Exercise directions => Quote every line as given.

(Stored records)
---------------

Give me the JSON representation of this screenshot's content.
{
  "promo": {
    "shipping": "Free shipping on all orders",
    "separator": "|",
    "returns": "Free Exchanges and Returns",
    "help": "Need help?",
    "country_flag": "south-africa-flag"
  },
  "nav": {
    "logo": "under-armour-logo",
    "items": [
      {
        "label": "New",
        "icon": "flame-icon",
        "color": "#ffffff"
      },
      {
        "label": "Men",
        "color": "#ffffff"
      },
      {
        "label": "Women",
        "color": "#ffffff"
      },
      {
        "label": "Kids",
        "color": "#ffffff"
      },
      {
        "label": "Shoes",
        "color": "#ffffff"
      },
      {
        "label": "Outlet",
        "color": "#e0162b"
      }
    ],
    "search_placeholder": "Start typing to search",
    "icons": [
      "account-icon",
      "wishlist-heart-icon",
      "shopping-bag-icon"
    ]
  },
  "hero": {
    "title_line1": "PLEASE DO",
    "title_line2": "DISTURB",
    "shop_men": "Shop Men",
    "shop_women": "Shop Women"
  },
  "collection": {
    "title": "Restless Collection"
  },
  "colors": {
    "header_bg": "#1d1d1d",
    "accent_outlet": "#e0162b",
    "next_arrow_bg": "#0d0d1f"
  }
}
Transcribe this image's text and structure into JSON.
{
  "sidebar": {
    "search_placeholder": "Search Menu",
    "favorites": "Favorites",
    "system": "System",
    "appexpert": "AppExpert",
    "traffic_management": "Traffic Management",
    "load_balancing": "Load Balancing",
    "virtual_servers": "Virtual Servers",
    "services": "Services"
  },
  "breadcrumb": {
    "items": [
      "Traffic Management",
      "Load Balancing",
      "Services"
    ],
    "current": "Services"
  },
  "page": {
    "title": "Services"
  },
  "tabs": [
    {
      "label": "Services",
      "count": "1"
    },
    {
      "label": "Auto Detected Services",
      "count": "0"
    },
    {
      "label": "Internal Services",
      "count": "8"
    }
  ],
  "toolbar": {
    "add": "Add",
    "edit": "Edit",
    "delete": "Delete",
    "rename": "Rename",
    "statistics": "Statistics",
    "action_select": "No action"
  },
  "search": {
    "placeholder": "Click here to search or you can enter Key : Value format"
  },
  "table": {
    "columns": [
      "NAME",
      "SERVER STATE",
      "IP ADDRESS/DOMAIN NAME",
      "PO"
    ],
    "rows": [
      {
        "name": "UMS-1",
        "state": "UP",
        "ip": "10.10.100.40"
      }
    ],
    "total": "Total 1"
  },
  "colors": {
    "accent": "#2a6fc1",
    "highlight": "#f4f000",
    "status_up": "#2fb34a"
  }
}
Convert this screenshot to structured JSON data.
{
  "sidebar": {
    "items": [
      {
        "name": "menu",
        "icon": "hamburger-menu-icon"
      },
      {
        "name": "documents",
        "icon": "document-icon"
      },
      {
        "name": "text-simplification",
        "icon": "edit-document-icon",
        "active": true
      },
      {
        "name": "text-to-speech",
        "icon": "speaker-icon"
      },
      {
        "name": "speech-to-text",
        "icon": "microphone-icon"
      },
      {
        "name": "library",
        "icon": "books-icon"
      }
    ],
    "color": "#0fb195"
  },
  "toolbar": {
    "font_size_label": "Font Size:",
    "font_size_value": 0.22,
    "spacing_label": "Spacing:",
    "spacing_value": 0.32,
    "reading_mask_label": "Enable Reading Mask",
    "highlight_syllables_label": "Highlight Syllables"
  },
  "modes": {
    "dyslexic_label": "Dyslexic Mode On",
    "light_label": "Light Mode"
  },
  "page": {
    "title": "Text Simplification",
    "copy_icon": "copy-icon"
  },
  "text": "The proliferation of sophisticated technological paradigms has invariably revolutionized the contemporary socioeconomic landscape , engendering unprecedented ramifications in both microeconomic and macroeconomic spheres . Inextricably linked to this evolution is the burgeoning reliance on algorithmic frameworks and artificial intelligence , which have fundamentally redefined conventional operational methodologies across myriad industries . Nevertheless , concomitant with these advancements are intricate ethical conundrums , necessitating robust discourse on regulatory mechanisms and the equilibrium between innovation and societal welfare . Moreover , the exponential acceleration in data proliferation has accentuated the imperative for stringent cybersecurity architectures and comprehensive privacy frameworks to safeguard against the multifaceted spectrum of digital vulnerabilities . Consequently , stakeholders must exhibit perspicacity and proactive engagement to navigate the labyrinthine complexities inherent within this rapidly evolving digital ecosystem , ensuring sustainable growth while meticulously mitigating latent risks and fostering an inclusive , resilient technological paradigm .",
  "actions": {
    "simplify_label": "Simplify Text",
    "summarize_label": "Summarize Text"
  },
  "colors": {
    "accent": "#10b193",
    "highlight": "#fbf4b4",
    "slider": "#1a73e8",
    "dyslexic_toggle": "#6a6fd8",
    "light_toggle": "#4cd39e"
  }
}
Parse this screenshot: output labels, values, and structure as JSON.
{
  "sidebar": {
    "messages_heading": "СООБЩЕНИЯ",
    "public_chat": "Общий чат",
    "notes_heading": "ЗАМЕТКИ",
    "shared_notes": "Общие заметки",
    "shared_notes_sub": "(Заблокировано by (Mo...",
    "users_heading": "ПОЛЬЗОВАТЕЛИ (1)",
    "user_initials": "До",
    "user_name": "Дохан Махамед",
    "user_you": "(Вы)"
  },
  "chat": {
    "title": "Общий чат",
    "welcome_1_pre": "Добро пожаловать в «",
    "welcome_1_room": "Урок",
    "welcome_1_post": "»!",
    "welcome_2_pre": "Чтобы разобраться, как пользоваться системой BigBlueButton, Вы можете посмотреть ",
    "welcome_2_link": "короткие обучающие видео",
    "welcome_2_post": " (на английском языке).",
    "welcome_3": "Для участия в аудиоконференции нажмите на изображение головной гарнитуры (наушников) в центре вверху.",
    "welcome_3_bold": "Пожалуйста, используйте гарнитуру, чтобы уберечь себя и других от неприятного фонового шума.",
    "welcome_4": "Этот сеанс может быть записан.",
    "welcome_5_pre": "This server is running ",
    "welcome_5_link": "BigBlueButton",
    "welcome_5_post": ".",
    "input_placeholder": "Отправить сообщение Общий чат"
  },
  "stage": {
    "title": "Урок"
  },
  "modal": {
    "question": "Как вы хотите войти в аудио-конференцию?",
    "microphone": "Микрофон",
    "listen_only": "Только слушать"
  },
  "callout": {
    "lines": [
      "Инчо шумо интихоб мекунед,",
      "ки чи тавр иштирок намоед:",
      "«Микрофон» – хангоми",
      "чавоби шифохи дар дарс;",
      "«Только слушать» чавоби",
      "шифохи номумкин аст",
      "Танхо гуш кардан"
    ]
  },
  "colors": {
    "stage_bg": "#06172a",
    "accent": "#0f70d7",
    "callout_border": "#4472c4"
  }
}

---------------

Worked solution =>
Give me the JSON representation of this screenshot's content.
{
  "promo": {
    "shipping": "Free shipping on all orders",
    "separator": "|",
    "returns": "Free Exchanges and Returns",
    "help": "Need help?",
    "country_flag": "south-africa-flag"
  },
  "nav": {
    "logo": "under-armour-logo",
    "items": [
      {
        "label": "New",
        "icon": "flame-icon",
        "color": "#ffffff"
      },
      {
        "label": "Men",
        "color": "#ffffff"
      },
      {
        "label": "Women",
        "color": "#ffffff"
      },
      {
        "label": "Kids",
        "color": "#ffffff"
      },
      {
        "label": "Shoes",
        "color": "#ffffff"
      },
      {
        "label": "Outlet",
        "color": "#e0162b"
      }
    ],
    "search_placeholder": "Start typing to search",
    "icons": [
      "account-icon",
      "wishlist-heart-icon",
      "shopping-bag-icon"
    ]
  },
  "hero": {
    "title_line1": "PLEASE DO",
    "title_line2": "DISTURB",
    "shop_men": "Shop Men",
    "shop_women": "Shop Women"
  },
  "collection": {
    "title": "Restless Collection"
  },
  "colors": {
    "header_bg": "#1d1d1d",
    "accent_outlet": "#e0162b",
    "next_arrow_bg": "#0d0d1f"
  }
}
Transcribe this image's text and structure into JSON.
{
  "sidebar": {
    "search_placeholder": "Search Menu",
    "favorites": "Favorites",
    "system": "System",
    "appexpert": "AppExpert",
    "traffic_management": "Traffic Management",
    "load_balancing": "Load Balancing",
    "virtual_servers": "Virtual Servers",
    "services": "Services"
  },
  "breadcrumb": {
    "items": [
      "Traffic Management",
      "Load Balancing",
      "Services"
    ],
    "current": "Services"
  },
  "page": {
    "title": "Services"
  },
  "tabs": [
    {
      "label": "Services",
      "count": "1"
    },
    {
      "label": "Auto Detected Services",
      "count": "0"
    },
    {
      "label": "Internal Services",
      "count": "8"
    }
  ],
  "toolbar": {
    "add": "Add",
    "edit": "Edit",
    "delete": "Delete",
    "rename": "Rename",
    "statistics": "Statistics",
    "action_select": "No action"
  },
  "search": {
    "placeholder": "Click here to search or you can enter Key : Value format"
  },
  "table": {
    "columns": [
      "NAME",
      "SERVER STATE",
      "IP ADDRESS/DOMAIN NAME",
      "PO"
    ],
    "rows": [
      {
        "name": "UMS-1",
        "state": "UP",
        "ip": "10.10.100.40"
      }
    ],
    "total": "Total 1"
  },
  "colors": {
    "accent": "#2a6fc1",
    "highlight": "#f4f000",
    "status_up": "#2fb34a"
  }
}
Convert this screenshot to structured JSON data.
{
  "sidebar": {
    "items": [
      {
        "name": "menu",
        "icon": "hamburger-menu-icon"
      },
      {
        "name": "documents",
        "icon": "document-icon"
      },
      {
        "name": "text-simplification",
        "icon": "edit-document-icon",
        "active": true
      },
      {
        "name": "text-to-speech",
        "icon": "speaker-icon"
      },
      {
        "name": "speech-to-text",
        "icon": "microphone-icon"
      },
      {
        "name": "library",
        "icon": "books-icon"
      }
    ],
    "color": "#0fb195"
  },
  "toolbar": {
    "font_size_label": "Font Size:",
    "font_size_value": 0.22,
    "spacing_label": "Spacing:",
    "spacing_value": 0.32,
    "reading_mask_label": "Enable Reading Mask",
    "highlight_syllables_label": "Highlight Syllables"
  },
  "modes": {
    "dyslexic_label": "Dyslexic Mode On",
    "light_label": "Light Mode"
  },
  "page": {
    "title": "Text Simplification",
    "copy_icon": "copy-icon"
  },
  "text": "The proliferation of sophisticated technological paradigms has invariably revolutionized the contemporary socioeconomic landscape , engendering unprecedented ramifications in both microeconomic and macroeconomic spheres . Inextricably linked to this evolution is the burgeoning reliance on algorithmic frameworks and artificial intelligence , which have fundamentally redefined conventional operational methodologies across myriad industries . Nevertheless , concomitant with these advancements are intricate ethical conundrums , necessitating robust discourse on regulatory mechanisms and the equilibrium between innovation and societal welfare . Moreover , the exponential acceleration in data proliferation has accentuated the imperative for stringent cybersecurity architectures and comprehensive privacy frameworks to safeguard against the multifaceted spectrum of digital vulnerabilities . Consequently , stakeholders must exhibit perspicacity and proactive engagement to navigate the labyrinthine complexities inherent within this rapidly evolving digital ecosystem , ensuring sustainable growth while meticulously mitigating latent risks and fostering an inclusive , resilient technological paradigm .",
  "actions": {
    "simplify_label": "Simplify Text",
    "summarize_label": "Summarize Text"
  },
  "colors": {
    "accent": "#10b193",
    "highlight": "#fbf4b4",
    "slider": "#1a73e8",
    "dyslexic_toggle": "#6a6fd8",
    "light_toggle": "#4cd39e"
  }
}
Parse this screenshot: output labels, values, and structure as JSON.
{
  "sidebar": {
    "messages_heading": "СООБЩЕНИЯ",
    "public_chat": "Общий чат",
    "notes_heading": "ЗАМЕТКИ",
    "shared_notes": "Общие заметки",
    "shared_notes_sub": "(Заблокировано by (Mo...",
    "users_heading": "ПОЛЬЗОВАТЕЛИ (1)",
    "user_initials": "До",
    "user_name": "Дохан Махамед",
    "user_you": "(Вы)"
  },
  "chat": {
    "title": "Общий чат",
    "welcome_1_pre": "Добро пожаловать в «",
    "welcome_1_room": "Урок",
    "welcome_1_post": "»!",
    "welcome_2_pre": "Чтобы разобраться, как пользоваться системой BigBlueButton, Вы можете посмотреть ",
    "welcome_2_link": "короткие обучающие видео",
    "welcome_2_post": " (на английском языке).",
    "welcome_3": "Для участия в аудиоконференции нажмите на изображение головной гарнитуры (наушников) в центре вверху.",
    "welcome_3_bold": "Пожалуйста, используйте гарнитуру, чтобы уберечь себя и других от неприятного фонового шума.",
    "welcome_4": "Этот сеанс может быть записан.",
    "welcome_5_pre": "This server is running ",
    "welcome_5_link": "BigBlueButton",
    "welcome_5_post": ".",
    "input_placeholder": "Отправить сообщение Общий чат"
  },
  "stage": {
    "title": "Урок"
  },
  "modal": {
    "question": "Как вы хотите войти в аудио-конференцию?",
    "microphone": "Микрофон",
    "listen_only": "Только слушать"
  },
  "callout": {
    "lines": [
      "Инчо шумо интихоб мекунед,",
      "ки чи тавр иштирок намоед:",
      "«Микрофон» – хангоми",
      "чавоби шифохи дар дарс;",
      "«Только слушать» чавоби",
      "шифохи номумкин аст",
      "Танхо гуш кардан"
    ]
  },
  "colors": {
    "stage_bg": "#06172a",
    "accent": "#0f70d7",
    "callout_border": "#4472c4"
  }
}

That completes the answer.